─── SOURCE MATERIAL

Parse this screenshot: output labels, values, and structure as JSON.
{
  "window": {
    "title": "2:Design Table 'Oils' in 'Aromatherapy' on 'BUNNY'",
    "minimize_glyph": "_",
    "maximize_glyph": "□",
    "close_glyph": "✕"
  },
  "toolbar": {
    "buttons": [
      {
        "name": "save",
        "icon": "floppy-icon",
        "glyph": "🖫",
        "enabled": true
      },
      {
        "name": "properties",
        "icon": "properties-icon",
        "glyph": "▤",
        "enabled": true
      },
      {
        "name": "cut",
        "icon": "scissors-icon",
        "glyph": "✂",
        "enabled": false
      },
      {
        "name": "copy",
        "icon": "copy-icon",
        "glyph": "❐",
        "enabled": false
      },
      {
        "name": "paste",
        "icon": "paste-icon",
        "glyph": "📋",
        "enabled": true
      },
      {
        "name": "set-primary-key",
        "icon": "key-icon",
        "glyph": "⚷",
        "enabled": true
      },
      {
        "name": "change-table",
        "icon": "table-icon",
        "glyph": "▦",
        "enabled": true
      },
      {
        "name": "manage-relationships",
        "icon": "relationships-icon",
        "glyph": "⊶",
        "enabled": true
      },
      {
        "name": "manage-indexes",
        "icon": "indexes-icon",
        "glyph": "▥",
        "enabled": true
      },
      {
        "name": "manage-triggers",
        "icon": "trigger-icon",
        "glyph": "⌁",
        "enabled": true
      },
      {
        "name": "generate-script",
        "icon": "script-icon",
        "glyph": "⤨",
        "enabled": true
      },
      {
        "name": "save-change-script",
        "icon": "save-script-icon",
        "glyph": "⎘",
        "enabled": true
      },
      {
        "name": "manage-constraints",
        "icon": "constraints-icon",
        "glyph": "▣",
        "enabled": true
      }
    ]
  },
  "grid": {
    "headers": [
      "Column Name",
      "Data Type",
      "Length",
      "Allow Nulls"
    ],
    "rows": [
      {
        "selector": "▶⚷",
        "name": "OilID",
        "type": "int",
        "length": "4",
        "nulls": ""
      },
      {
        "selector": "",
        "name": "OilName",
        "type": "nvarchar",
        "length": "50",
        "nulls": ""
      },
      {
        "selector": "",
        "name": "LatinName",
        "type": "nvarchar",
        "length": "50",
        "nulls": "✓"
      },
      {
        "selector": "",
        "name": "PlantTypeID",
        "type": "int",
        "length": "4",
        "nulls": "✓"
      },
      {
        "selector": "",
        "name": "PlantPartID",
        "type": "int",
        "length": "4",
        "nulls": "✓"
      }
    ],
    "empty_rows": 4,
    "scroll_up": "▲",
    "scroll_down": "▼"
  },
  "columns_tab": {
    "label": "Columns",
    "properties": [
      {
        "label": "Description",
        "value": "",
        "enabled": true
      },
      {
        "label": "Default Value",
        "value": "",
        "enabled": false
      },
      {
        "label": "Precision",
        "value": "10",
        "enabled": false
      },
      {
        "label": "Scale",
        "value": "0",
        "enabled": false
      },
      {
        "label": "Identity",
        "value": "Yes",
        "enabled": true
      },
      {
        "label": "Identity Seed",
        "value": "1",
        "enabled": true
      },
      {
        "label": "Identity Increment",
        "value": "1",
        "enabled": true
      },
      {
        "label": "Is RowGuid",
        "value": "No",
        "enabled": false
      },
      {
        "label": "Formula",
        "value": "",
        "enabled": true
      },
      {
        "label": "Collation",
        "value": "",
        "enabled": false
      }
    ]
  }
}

──────
─── SOURCE MATERIAL

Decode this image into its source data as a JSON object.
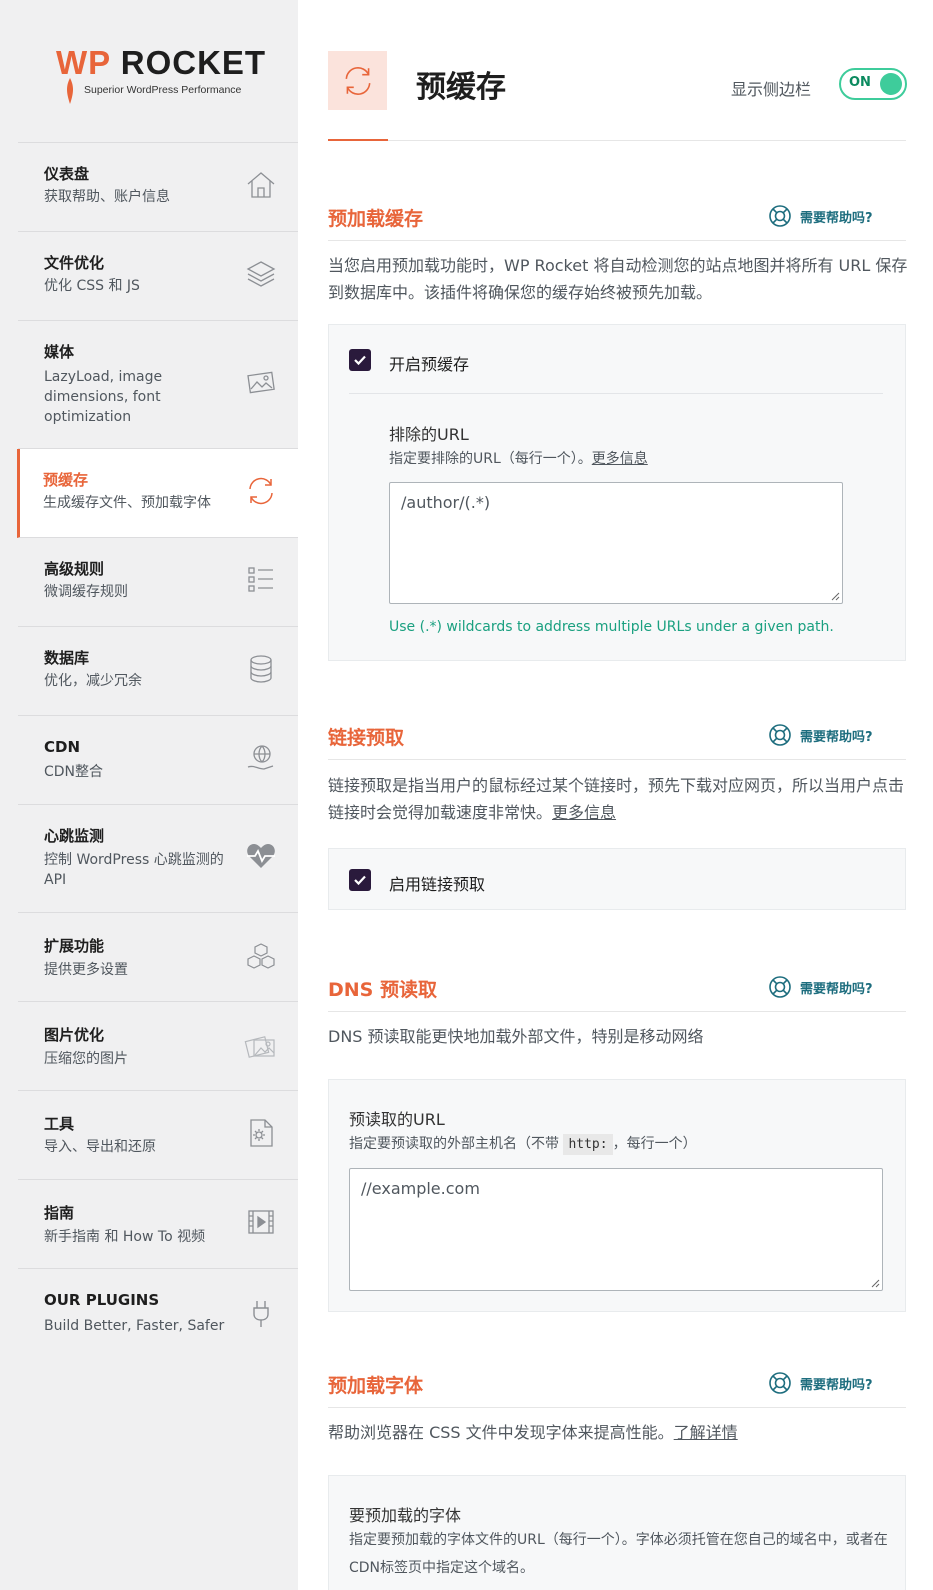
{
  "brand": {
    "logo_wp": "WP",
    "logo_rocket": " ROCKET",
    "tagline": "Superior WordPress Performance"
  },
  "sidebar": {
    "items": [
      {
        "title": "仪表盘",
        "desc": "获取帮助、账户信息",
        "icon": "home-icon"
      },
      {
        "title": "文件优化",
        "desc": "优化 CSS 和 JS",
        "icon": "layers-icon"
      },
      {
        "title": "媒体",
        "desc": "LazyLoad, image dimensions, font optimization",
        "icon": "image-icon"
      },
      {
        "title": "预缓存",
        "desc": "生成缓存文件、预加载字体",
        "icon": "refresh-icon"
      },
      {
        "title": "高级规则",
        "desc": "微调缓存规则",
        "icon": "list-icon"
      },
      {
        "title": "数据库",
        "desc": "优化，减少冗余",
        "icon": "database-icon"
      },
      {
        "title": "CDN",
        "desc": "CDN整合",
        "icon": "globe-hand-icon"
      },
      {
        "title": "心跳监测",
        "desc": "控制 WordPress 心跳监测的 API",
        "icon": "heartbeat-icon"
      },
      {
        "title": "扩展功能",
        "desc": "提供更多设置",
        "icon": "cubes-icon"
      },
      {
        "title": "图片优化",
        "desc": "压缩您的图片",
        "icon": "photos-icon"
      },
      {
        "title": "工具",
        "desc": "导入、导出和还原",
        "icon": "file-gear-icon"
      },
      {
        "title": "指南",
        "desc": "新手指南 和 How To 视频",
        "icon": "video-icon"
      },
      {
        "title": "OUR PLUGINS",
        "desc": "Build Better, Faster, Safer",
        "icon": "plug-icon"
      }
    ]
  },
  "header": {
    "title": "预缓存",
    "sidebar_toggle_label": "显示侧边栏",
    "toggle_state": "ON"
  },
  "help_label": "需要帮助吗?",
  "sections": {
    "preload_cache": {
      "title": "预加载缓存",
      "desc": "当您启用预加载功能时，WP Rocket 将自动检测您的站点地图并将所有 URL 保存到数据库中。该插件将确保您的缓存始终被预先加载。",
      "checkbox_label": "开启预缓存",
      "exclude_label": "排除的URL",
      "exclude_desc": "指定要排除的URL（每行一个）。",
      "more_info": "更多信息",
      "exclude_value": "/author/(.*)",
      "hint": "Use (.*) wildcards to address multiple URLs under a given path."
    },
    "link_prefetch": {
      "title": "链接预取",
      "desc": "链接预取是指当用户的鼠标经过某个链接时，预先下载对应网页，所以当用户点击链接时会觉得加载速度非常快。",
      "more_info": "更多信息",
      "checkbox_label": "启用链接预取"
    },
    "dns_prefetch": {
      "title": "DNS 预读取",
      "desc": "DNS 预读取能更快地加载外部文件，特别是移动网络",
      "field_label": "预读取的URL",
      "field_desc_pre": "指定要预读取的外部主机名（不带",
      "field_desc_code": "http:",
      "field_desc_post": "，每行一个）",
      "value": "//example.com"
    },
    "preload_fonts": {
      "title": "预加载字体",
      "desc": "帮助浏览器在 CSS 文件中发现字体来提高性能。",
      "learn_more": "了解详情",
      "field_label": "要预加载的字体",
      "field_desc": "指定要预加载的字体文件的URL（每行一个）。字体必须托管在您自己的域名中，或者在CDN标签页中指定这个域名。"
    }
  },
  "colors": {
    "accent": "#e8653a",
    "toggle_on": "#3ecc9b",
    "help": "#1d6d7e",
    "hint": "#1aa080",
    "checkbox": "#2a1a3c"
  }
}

──────

WHAT YOU WILL DO – Scan the listing above for the word "WordPress" and copy every line that holds it.

WRITTEN ANSWER –
    "tagline": "Superior WordPress Performance"
        "desc": "控制 WordPress 心跳监测的 API",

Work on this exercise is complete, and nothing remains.